In the chess text below, write out everything from "I am probably" down to "crazy surprising here.", swapping "queen" for "rook".

#### [Extract to read]
────
I am probably not considered a traditional player who will resign if the outlook looks grim. Gotta fight to the end!
A lot of games end early once the queen is taken, but I good number of checkmate finishes in there.
Distribution of game duration based on outcome. Nothing too crazy surprising here.
────
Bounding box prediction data
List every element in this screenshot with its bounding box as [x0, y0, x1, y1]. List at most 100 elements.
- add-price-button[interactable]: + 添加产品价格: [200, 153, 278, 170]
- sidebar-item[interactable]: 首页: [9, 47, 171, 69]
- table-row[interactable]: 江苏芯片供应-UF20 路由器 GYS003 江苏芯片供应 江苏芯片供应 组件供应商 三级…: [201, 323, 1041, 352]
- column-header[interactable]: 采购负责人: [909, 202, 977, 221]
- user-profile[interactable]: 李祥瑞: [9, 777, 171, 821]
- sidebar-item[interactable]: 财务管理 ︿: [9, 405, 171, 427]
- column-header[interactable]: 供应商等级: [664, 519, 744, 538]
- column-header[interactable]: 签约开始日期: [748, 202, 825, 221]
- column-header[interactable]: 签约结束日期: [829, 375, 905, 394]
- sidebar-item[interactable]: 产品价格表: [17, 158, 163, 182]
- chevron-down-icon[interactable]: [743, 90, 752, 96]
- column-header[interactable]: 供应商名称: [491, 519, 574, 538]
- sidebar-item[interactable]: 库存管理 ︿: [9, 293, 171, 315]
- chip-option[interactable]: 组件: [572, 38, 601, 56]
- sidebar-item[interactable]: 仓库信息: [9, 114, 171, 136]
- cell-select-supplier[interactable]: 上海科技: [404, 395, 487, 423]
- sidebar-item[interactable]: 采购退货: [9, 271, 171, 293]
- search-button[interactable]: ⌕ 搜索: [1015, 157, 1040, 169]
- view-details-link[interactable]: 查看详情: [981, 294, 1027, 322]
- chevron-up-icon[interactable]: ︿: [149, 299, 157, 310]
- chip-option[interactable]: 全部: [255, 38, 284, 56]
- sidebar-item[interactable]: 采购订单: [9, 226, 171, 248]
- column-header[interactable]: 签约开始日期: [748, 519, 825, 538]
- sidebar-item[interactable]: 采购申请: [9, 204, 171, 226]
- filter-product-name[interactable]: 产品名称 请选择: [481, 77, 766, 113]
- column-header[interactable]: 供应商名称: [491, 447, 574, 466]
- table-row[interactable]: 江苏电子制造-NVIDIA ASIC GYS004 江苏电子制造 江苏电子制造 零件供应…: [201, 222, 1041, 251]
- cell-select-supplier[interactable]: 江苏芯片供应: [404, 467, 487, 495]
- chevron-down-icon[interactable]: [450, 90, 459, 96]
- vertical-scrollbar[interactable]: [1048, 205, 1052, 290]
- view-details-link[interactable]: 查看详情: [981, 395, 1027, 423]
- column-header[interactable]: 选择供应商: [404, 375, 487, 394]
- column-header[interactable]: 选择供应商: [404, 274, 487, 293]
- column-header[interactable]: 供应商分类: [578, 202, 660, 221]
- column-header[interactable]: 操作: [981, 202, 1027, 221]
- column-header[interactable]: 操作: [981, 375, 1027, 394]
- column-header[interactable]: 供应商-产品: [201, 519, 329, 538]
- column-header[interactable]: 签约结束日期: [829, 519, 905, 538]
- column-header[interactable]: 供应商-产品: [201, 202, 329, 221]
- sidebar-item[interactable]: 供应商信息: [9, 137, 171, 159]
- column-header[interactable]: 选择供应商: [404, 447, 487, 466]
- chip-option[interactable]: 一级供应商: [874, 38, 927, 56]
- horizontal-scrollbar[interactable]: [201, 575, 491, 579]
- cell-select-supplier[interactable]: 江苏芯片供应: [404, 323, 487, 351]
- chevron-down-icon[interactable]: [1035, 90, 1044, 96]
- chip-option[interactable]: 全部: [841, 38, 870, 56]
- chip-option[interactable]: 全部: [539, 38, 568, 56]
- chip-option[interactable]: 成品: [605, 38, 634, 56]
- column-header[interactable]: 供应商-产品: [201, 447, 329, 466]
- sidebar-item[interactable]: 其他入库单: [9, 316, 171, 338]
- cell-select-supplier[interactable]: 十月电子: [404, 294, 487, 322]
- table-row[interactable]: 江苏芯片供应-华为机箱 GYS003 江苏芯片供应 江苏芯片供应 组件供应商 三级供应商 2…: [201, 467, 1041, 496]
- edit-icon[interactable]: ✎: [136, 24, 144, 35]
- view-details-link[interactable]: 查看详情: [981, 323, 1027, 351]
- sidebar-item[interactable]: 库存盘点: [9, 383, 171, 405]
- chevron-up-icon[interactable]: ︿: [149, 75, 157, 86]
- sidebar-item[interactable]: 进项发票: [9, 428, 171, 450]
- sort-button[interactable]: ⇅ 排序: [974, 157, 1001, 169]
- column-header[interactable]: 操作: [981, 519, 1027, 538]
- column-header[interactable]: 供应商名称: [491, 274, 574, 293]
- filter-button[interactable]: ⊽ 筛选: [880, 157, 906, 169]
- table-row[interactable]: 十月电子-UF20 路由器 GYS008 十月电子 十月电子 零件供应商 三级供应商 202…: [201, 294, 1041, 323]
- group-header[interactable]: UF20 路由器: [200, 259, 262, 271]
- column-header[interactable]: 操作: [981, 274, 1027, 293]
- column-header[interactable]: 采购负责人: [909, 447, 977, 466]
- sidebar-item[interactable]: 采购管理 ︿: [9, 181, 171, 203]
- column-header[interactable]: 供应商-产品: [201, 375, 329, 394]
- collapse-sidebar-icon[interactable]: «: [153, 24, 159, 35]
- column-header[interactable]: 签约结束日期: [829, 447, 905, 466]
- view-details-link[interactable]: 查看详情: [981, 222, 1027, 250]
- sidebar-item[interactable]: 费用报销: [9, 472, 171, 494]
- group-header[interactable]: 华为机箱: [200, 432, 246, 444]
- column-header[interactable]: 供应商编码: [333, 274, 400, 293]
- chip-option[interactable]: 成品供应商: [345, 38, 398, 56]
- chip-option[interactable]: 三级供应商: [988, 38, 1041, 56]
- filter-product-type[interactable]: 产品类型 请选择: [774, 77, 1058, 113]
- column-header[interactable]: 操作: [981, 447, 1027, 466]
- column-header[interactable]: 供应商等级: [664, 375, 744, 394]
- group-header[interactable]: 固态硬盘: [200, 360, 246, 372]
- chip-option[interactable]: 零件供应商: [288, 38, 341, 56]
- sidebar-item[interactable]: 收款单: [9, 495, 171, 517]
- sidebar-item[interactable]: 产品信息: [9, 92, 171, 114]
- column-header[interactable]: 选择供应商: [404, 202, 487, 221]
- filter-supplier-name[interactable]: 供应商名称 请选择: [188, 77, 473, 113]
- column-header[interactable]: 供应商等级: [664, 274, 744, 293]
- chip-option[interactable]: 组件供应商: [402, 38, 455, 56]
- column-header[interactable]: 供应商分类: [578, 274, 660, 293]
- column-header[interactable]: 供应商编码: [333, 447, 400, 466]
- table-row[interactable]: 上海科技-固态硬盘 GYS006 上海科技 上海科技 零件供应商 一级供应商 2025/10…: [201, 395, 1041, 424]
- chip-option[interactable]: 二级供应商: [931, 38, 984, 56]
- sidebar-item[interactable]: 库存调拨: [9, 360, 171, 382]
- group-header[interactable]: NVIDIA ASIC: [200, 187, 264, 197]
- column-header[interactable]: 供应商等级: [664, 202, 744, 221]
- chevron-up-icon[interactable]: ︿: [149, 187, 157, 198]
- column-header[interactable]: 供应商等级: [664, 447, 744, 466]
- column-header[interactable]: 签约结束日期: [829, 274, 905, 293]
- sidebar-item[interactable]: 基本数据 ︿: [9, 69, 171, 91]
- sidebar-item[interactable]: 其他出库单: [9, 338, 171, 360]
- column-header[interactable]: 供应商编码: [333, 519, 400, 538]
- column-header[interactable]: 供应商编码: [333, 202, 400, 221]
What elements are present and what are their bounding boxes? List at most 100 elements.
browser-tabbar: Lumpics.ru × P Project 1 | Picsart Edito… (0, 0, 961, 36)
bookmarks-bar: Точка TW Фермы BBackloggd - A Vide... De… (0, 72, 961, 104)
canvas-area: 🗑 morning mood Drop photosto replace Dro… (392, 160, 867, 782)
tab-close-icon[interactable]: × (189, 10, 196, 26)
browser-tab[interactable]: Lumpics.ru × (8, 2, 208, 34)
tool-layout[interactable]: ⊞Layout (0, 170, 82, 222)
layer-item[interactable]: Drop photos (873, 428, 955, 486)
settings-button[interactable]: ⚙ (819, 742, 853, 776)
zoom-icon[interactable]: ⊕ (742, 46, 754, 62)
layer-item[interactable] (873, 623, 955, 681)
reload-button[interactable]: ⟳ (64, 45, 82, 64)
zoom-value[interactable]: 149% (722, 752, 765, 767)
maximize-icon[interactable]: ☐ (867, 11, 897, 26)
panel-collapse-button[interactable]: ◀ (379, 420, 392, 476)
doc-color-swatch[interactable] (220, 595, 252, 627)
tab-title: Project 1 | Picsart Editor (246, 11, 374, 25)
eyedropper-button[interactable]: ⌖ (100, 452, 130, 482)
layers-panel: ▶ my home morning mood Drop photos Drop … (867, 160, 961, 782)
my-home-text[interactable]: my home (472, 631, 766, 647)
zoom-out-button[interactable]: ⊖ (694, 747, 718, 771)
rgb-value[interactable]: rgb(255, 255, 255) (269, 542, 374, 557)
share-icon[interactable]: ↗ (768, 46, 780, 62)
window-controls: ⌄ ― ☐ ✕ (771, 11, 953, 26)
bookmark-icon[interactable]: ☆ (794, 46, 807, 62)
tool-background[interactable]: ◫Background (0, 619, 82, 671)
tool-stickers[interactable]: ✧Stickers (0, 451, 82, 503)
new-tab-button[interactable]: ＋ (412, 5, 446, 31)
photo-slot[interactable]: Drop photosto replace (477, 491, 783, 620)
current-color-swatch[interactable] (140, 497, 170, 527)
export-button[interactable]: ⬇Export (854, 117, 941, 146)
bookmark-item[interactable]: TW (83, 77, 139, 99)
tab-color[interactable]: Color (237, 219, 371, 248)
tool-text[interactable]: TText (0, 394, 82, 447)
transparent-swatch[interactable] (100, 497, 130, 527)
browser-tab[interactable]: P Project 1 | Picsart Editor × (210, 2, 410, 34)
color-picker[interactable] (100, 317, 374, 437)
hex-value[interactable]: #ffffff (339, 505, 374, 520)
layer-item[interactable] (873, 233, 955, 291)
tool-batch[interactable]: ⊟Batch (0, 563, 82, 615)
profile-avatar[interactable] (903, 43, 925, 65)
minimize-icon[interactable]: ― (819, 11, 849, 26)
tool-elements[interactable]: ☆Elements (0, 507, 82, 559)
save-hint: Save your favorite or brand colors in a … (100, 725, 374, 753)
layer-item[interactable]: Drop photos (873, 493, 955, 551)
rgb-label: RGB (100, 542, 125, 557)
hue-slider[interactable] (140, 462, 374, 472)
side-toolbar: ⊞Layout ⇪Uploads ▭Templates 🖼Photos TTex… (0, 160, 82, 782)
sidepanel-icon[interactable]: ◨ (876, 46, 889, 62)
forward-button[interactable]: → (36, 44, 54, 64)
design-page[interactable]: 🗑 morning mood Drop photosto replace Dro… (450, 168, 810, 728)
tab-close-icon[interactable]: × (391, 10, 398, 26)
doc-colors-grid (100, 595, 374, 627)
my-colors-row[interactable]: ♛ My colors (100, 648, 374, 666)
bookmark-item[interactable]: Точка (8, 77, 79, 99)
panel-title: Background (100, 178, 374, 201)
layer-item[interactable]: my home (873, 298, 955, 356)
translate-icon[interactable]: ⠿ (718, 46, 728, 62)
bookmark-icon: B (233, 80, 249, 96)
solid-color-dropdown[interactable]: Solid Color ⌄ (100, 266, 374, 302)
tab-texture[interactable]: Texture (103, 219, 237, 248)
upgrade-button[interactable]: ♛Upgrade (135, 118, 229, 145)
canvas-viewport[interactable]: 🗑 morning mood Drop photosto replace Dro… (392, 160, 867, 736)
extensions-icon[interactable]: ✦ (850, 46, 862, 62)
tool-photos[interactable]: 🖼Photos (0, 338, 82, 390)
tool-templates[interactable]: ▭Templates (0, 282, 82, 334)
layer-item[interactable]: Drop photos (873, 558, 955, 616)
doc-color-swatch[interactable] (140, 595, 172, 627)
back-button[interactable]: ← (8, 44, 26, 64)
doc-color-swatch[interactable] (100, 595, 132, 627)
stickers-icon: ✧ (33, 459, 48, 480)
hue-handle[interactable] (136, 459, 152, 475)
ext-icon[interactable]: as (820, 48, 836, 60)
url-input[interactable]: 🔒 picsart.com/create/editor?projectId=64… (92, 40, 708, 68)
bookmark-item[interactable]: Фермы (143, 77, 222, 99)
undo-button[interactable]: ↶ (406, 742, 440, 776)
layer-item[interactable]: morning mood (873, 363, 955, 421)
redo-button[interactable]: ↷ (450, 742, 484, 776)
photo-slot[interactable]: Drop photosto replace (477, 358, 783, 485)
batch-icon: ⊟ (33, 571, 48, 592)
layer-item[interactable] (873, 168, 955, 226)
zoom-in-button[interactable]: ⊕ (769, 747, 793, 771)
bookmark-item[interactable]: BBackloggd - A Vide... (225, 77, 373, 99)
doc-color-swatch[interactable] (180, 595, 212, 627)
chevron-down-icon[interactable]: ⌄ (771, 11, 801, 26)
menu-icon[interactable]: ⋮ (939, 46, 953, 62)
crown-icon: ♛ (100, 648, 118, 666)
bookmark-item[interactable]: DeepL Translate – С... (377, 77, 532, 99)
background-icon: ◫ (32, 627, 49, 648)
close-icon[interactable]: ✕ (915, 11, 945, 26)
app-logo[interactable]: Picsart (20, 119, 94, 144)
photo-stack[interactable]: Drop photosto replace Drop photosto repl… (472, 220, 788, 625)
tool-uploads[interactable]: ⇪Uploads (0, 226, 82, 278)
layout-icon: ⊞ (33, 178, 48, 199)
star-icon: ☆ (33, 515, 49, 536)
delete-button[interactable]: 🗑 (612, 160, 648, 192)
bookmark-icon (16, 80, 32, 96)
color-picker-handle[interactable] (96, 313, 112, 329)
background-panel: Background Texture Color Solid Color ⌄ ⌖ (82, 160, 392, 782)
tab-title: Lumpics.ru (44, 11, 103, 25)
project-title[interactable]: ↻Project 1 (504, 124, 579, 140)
────
#### [Exercise response]
I am probably not considered a traditional player who will resign if the outlook looks grim. Gotta fight to the end!
A lot of games end early once the rook is taken, but I good number of checkmate finishes in there.
Distribution of game duration based on outcome. Nothing too crazy surprising here.